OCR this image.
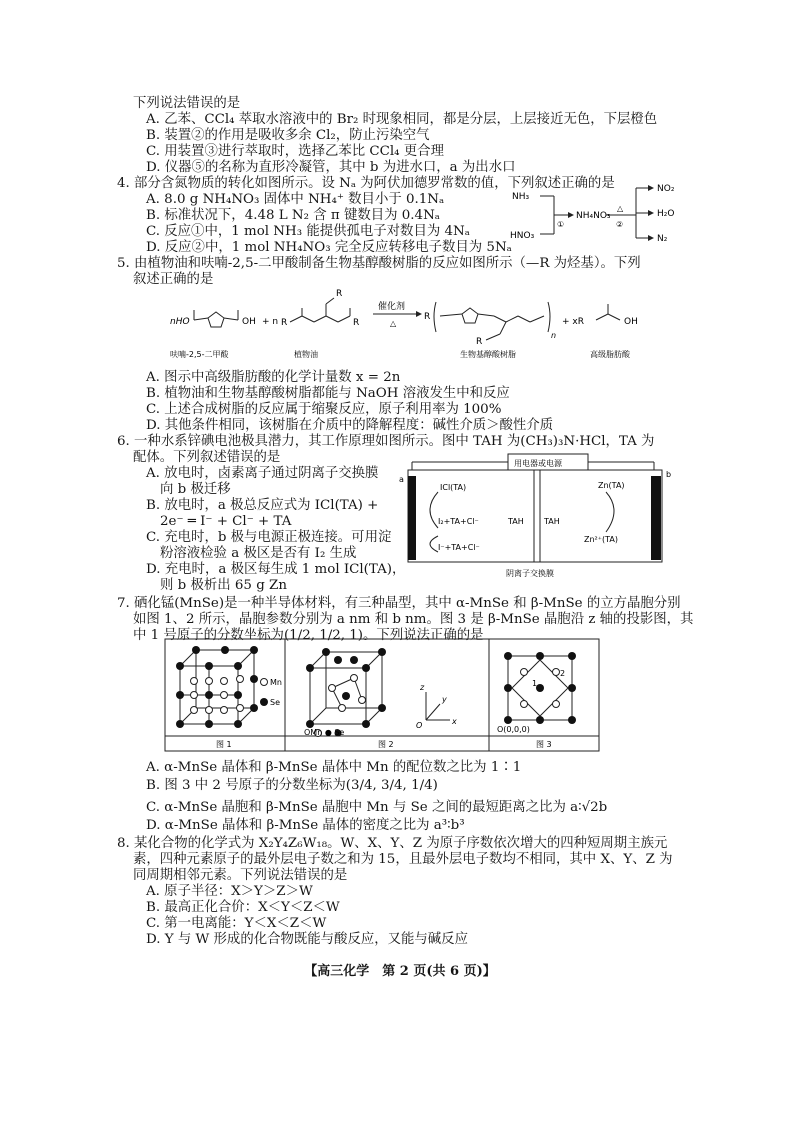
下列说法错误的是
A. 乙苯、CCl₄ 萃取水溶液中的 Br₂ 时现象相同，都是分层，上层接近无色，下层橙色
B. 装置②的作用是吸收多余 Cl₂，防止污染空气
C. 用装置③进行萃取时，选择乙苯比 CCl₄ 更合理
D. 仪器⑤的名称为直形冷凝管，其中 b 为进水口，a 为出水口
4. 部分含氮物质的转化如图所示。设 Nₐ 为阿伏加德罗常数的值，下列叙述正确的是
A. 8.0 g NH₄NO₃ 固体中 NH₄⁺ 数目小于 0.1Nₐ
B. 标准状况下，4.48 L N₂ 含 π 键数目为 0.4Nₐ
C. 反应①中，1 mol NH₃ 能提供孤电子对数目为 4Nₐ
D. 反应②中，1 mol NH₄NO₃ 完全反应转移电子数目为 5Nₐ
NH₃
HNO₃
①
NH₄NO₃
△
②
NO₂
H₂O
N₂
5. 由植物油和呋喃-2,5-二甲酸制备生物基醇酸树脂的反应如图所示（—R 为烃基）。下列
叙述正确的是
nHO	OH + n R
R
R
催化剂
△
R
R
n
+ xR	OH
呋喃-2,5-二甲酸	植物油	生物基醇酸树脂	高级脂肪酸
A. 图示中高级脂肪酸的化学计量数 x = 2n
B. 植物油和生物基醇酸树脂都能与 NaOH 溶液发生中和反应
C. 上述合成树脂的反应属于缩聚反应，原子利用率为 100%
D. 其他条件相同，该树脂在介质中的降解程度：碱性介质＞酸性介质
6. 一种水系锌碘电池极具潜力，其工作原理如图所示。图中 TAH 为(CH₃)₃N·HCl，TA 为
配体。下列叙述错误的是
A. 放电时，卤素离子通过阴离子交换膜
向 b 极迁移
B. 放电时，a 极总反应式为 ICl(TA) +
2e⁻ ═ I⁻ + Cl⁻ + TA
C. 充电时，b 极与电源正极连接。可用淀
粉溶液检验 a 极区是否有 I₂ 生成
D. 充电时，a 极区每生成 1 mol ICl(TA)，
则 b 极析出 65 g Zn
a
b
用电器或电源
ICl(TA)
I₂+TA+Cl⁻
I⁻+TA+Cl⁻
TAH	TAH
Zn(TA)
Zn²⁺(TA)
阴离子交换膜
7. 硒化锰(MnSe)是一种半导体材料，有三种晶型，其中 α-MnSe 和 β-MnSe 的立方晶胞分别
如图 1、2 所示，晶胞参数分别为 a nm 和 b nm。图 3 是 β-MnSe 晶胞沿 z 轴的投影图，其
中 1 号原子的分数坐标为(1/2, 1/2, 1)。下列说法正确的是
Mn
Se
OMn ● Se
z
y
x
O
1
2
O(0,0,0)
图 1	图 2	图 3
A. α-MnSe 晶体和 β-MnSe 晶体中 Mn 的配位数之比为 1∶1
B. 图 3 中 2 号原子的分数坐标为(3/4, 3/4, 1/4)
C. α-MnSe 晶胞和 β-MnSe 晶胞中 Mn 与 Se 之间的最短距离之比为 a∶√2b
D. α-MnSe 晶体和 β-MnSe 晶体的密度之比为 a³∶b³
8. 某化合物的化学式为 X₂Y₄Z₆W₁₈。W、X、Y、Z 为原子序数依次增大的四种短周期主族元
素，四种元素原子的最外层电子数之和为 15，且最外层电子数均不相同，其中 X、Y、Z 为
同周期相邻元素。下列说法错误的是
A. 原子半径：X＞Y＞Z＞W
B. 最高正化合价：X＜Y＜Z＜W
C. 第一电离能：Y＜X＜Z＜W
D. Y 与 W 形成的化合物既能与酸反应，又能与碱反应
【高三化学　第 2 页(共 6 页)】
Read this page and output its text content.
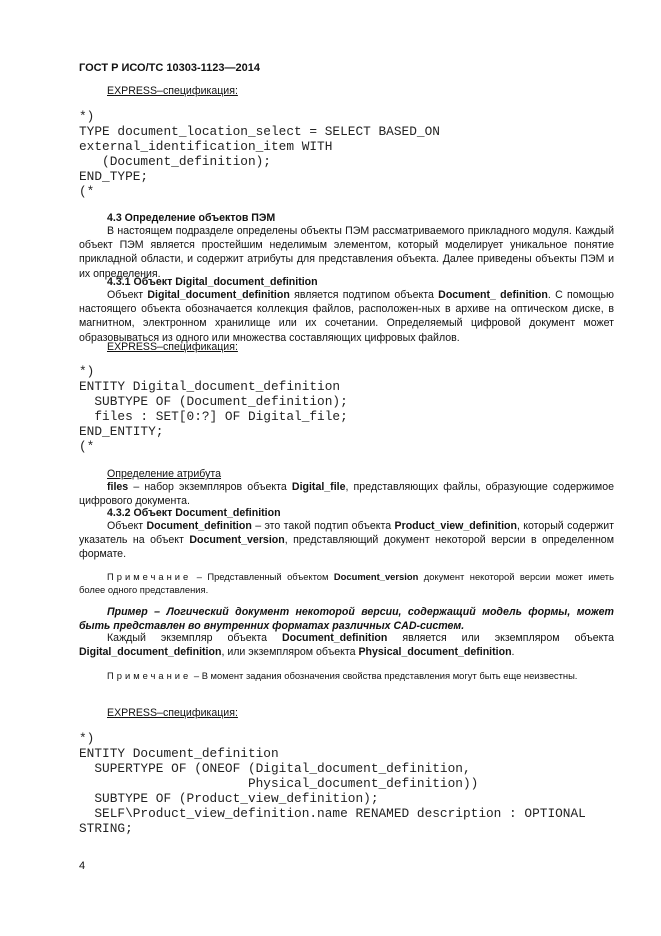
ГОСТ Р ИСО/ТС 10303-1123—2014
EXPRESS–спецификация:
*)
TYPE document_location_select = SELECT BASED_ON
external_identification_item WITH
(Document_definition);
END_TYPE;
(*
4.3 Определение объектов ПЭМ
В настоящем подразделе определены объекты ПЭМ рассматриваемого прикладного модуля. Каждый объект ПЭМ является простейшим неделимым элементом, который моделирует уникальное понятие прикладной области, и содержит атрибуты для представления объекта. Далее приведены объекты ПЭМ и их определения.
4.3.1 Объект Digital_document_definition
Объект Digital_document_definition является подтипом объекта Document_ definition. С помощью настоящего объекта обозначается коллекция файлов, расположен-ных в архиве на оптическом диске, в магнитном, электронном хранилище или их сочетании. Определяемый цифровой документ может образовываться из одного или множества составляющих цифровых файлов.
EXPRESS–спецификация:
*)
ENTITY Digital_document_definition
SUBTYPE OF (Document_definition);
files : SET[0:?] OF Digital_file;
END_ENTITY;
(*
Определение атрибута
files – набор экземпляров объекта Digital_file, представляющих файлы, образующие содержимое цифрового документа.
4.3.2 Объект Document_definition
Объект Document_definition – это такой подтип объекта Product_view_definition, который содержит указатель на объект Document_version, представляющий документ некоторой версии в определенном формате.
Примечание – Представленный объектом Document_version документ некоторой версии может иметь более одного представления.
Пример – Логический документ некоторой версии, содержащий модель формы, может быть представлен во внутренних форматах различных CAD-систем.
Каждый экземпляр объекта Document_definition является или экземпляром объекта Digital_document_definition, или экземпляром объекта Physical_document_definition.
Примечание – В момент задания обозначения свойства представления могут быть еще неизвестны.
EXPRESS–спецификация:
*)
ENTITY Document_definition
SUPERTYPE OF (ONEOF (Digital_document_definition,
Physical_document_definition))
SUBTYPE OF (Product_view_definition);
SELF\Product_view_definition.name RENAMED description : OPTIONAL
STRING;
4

STATED PROBLEM ▸
Omitting all images, retype each line of the records precisely.

TASK OUTPUT ▸
OCR this image.
下列说法错误的是
A. 乙苯、CCl₄ 萃取水溶液中的 Br₂ 时现象相同，都是分层，上层接近无色，下层橙色
B. 装置②的作用是吸收多余 Cl₂，防止污染空气
C. 用装置③进行萃取时，选择乙苯比 CCl₄ 更合理
D. 仪器⑤的名称为直形冷凝管，其中 b 为进水口，a 为出水口
4. 部分含氮物质的转化如图所示。设 Nₐ 为阿伏加德罗常数的值，下列叙述正确的是
A. 8.0 g NH₄NO₃ 固体中 NH₄⁺ 数目小于 0.1Nₐ
B. 标准状况下，4.48 L N₂ 含 π 键数目为 0.4Nₐ
C. 反应①中，1 mol NH₃ 能提供孤电子对数目为 4Nₐ
D. 反应②中，1 mol NH₄NO₃ 完全反应转移电子数目为 5Nₐ
NH₃
HNO₃
①
NH₄NO₃
△
②
NO₂
H₂O
N₂
5. 由植物油和呋喃-2,5-二甲酸制备生物基醇酸树脂的反应如图所示（—R 为烃基）。下列
叙述正确的是
nHO	OH + n R
R
R
催化剂
△
R
R
n
+ xR	OH
呋喃-2,5-二甲酸	植物油	生物基醇酸树脂	高级脂肪酸
A. 图示中高级脂肪酸的化学计量数 x = 2n
B. 植物油和生物基醇酸树脂都能与 NaOH 溶液发生中和反应
C. 上述合成树脂的反应属于缩聚反应，原子利用率为 100%
D. 其他条件相同，该树脂在介质中的降解程度：碱性介质＞酸性介质
6. 一种水系锌碘电池极具潜力，其工作原理如图所示。图中 TAH 为(CH₃)₃N·HCl，TA 为
配体。下列叙述错误的是
A. 放电时，卤素离子通过阴离子交换膜
向 b 极迁移
B. 放电时，a 极总反应式为 ICl(TA) +
2e⁻ ═ I⁻ + Cl⁻ + TA
C. 充电时，b 极与电源正极连接。可用淀
粉溶液检验 a 极区是否有 I₂ 生成
D. 充电时，a 极区每生成 1 mol ICl(TA)，
则 b 极析出 65 g Zn
a
b
用电器或电源
ICl(TA)
I₂+TA+Cl⁻
I⁻+TA+Cl⁻
TAH	TAH
Zn(TA)
Zn²⁺(TA)
阴离子交换膜
7. 硒化锰(MnSe)是一种半导体材料，有三种晶型，其中 α-MnSe 和 β-MnSe 的立方晶胞分别
如图 1、2 所示，晶胞参数分别为 a nm 和 b nm。图 3 是 β-MnSe 晶胞沿 z 轴的投影图，其
中 1 号原子的分数坐标为(1/2, 1/2, 1)。下列说法正确的是
Mn
Se
OMn ● Se
z
y
x
O
1
2
O(0,0,0)
图 1	图 2	图 3
A. α-MnSe 晶体和 β-MnSe 晶体中 Mn 的配位数之比为 1∶1
B. 图 3 中 2 号原子的分数坐标为(3/4, 3/4, 1/4)
C. α-MnSe 晶胞和 β-MnSe 晶胞中 Mn 与 Se 之间的最短距离之比为 a∶√2b
D. α-MnSe 晶体和 β-MnSe 晶体的密度之比为 a³∶b³
8. 某化合物的化学式为 X₂Y₄Z₆W₁₈。W、X、Y、Z 为原子序数依次增大的四种短周期主族元
素，四种元素原子的最外层电子数之和为 15，且最外层电子数均不相同，其中 X、Y、Z 为
同周期相邻元素。下列说法错误的是
A. 原子半径：X＞Y＞Z＞W
B. 最高正化合价：X＜Y＜Z＜W
C. 第一电离能：Y＜X＜Z＜W
D. Y 与 W 形成的化合物既能与酸反应，又能与碱反应
【高三化学　第 2 页(共 6 页)】
Read this page and output its text content.
ГОСТ Р ИСО/ТС 10303-1123—2014
EXPRESS–спецификация:
*)
TYPE document_location_select = SELECT BASED_ON
external_identification_item WITH
(Document_definition);
END_TYPE;
(*
4.3 Определение объектов ПЭМ
В настоящем подразделе определены объекты ПЭМ рассматриваемого прикладного модуля. Каждый объект ПЭМ является простейшим неделимым элементом, который моделирует уникальное понятие прикладной области, и содержит атрибуты для представления объекта. Далее приведены объекты ПЭМ и их определения.
4.3.1 Объект Digital_document_definition
Объект Digital_document_definition является подтипом объекта Document_ definition. С помощью настоящего объекта обозначается коллекция файлов, расположен-ных в архиве на оптическом диске, в магнитном, электронном хранилище или их сочетании. Определяемый цифровой документ может образовываться из одного или множества составляющих цифровых файлов.
EXPRESS–спецификация:
*)
ENTITY Digital_document_definition
SUBTYPE OF (Document_definition);
files : SET[0:?] OF Digital_file;
END_ENTITY;
(*
Определение атрибута
files – набор экземпляров объекта Digital_file, представляющих файлы, образующие содержимое цифрового документа.
4.3.2 Объект Document_definition
Объект Document_definition – это такой подтип объекта Product_view_definition, который содержит указатель на объект Document_version, представляющий документ некоторой версии в определенном формате.
Примечание – Представленный объектом Document_version документ некоторой версии может иметь более одного представления.
Пример – Логический документ некоторой версии, содержащий модель формы, может быть представлен во внутренних форматах различных CAD-систем.
Каждый экземпляр объекта Document_definition является или экземпляром объекта Digital_document_definition, или экземпляром объекта Physical_document_definition.
Примечание – В момент задания обозначения свойства представления могут быть еще неизвестны.
EXPRESS–спецификация:
*)
ENTITY Document_definition
SUPERTYPE OF (ONEOF (Digital_document_definition,
Physical_document_definition))
SUBTYPE OF (Product_view_definition);
SELF\Product_view_definition.name RENAMED description : OPTIONAL
STRING;
4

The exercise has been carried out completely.